▶ **Records shown**:
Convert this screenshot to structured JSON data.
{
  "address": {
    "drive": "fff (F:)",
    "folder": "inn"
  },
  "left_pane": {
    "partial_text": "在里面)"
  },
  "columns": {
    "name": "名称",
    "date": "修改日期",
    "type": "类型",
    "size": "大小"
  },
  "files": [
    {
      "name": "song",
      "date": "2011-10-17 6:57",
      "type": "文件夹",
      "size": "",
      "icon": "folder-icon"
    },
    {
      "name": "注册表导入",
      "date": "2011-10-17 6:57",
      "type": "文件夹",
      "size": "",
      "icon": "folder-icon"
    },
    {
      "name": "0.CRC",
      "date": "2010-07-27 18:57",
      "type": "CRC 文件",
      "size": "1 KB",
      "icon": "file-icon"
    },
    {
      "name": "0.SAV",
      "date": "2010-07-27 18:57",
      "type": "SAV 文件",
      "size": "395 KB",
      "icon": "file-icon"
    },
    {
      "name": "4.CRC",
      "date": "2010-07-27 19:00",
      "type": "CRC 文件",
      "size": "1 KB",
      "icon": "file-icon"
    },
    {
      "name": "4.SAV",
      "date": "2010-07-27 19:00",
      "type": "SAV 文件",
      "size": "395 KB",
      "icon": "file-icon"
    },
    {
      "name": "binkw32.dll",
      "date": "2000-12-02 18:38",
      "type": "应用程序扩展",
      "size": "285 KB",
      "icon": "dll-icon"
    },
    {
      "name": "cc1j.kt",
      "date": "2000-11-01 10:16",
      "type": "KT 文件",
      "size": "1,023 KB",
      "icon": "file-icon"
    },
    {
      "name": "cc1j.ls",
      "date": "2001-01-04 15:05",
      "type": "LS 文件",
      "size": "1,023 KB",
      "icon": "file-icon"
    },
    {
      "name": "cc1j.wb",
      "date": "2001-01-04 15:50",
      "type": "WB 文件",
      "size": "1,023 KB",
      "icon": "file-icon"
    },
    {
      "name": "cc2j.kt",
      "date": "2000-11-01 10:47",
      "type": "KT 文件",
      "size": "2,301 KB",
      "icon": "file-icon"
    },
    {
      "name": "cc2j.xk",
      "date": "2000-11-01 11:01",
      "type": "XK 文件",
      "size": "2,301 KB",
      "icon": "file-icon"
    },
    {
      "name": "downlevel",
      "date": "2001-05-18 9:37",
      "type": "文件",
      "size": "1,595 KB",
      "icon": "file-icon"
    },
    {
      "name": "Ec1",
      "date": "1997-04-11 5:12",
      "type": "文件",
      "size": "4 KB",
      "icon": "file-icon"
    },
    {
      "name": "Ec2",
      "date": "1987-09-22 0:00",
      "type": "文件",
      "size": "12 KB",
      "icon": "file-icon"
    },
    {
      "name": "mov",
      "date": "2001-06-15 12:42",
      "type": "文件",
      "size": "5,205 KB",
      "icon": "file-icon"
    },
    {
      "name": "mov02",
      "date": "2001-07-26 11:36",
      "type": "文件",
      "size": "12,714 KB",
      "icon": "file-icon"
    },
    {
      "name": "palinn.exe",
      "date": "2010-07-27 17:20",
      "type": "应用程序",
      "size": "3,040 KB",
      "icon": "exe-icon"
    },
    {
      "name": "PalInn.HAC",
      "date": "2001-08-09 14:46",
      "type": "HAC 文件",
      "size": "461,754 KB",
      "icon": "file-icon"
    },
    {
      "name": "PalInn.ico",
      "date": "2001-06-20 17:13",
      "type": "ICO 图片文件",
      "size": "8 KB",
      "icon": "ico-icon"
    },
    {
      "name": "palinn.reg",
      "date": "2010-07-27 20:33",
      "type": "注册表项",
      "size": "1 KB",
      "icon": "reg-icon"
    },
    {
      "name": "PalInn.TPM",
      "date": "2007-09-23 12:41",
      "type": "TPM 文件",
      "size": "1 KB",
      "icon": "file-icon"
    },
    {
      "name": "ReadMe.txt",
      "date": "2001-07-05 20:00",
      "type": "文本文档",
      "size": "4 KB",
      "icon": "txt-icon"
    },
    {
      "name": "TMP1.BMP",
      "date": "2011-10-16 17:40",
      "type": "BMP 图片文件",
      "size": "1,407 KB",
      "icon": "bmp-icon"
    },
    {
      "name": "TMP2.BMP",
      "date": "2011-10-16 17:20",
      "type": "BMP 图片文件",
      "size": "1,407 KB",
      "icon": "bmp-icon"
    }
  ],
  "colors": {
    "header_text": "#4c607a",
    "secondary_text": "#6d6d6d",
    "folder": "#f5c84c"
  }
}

▶ **Task statement**: Return all of the data word for word.

▶ **The solution**:
Convert this screenshot to structured JSON data.
{
  "address": {
    "drive": "fff (F:)",
    "folder": "inn"
  },
  "left_pane": {
    "partial_text": "在里面)"
  },
  "columns": {
    "name": "名称",
    "date": "修改日期",
    "type": "类型",
    "size": "大小"
  },
  "files": [
    {
      "name": "song",
      "date": "2011-10-17 6:57",
      "type": "文件夹",
      "size": "",
      "icon": "folder-icon"
    },
    {
      "name": "注册表导入",
      "date": "2011-10-17 6:57",
      "type": "文件夹",
      "size": "",
      "icon": "folder-icon"
    },
    {
      "name": "0.CRC",
      "date": "2010-07-27 18:57",
      "type": "CRC 文件",
      "size": "1 KB",
      "icon": "file-icon"
    },
    {
      "name": "0.SAV",
      "date": "2010-07-27 18:57",
      "type": "SAV 文件",
      "size": "395 KB",
      "icon": "file-icon"
    },
    {
      "name": "4.CRC",
      "date": "2010-07-27 19:00",
      "type": "CRC 文件",
      "size": "1 KB",
      "icon": "file-icon"
    },
    {
      "name": "4.SAV",
      "date": "2010-07-27 19:00",
      "type": "SAV 文件",
      "size": "395 KB",
      "icon": "file-icon"
    },
    {
      "name": "binkw32.dll",
      "date": "2000-12-02 18:38",
      "type": "应用程序扩展",
      "size": "285 KB",
      "icon": "dll-icon"
    },
    {
      "name": "cc1j.kt",
      "date": "2000-11-01 10:16",
      "type": "KT 文件",
      "size": "1,023 KB",
      "icon": "file-icon"
    },
    {
      "name": "cc1j.ls",
      "date": "2001-01-04 15:05",
      "type": "LS 文件",
      "size": "1,023 KB",
      "icon": "file-icon"
    },
    {
      "name": "cc1j.wb",
      "date": "2001-01-04 15:50",
      "type": "WB 文件",
      "size": "1,023 KB",
      "icon": "file-icon"
    },
    {
      "name": "cc2j.kt",
      "date": "2000-11-01 10:47",
      "type": "KT 文件",
      "size": "2,301 KB",
      "icon": "file-icon"
    },
    {
      "name": "cc2j.xk",
      "date": "2000-11-01 11:01",
      "type": "XK 文件",
      "size": "2,301 KB",
      "icon": "file-icon"
    },
    {
      "name": "downlevel",
      "date": "2001-05-18 9:37",
      "type": "文件",
      "size": "1,595 KB",
      "icon": "file-icon"
    },
    {
      "name": "Ec1",
      "date": "1997-04-11 5:12",
      "type": "文件",
      "size": "4 KB",
      "icon": "file-icon"
    },
    {
      "name": "Ec2",
      "date": "1987-09-22 0:00",
      "type": "文件",
      "size": "12 KB",
      "icon": "file-icon"
    },
    {
      "name": "mov",
      "date": "2001-06-15 12:42",
      "type": "文件",
      "size": "5,205 KB",
      "icon": "file-icon"
    },
    {
      "name": "mov02",
      "date": "2001-07-26 11:36",
      "type": "文件",
      "size": "12,714 KB",
      "icon": "file-icon"
    },
    {
      "name": "palinn.exe",
      "date": "2010-07-27 17:20",
      "type": "应用程序",
      "size": "3,040 KB",
      "icon": "exe-icon"
    },
    {
      "name": "PalInn.HAC",
      "date": "2001-08-09 14:46",
      "type": "HAC 文件",
      "size": "461,754 KB",
      "icon": "file-icon"
    },
    {
      "name": "PalInn.ico",
      "date": "2001-06-20 17:13",
      "type": "ICO 图片文件",
      "size": "8 KB",
      "icon": "ico-icon"
    },
    {
      "name": "palinn.reg",
      "date": "2010-07-27 20:33",
      "type": "注册表项",
      "size": "1 KB",
      "icon": "reg-icon"
    },
    {
      "name": "PalInn.TPM",
      "date": "2007-09-23 12:41",
      "type": "TPM 文件",
      "size": "1 KB",
      "icon": "file-icon"
    },
    {
      "name": "ReadMe.txt",
      "date": "2001-07-05 20:00",
      "type": "文本文档",
      "size": "4 KB",
      "icon": "txt-icon"
    },
    {
      "name": "TMP1.BMP",
      "date": "2011-10-16 17:40",
      "type": "BMP 图片文件",
      "size": "1,407 KB",
      "icon": "bmp-icon"
    },
    {
      "name": "TMP2.BMP",
      "date": "2011-10-16 17:20",
      "type": "BMP 图片文件",
      "size": "1,407 KB",
      "icon": "bmp-icon"
    }
  ],
  "colors": {
    "header_text": "#4c607a",
    "secondary_text": "#6d6d6d",
    "folder": "#f5c84c"
  }
}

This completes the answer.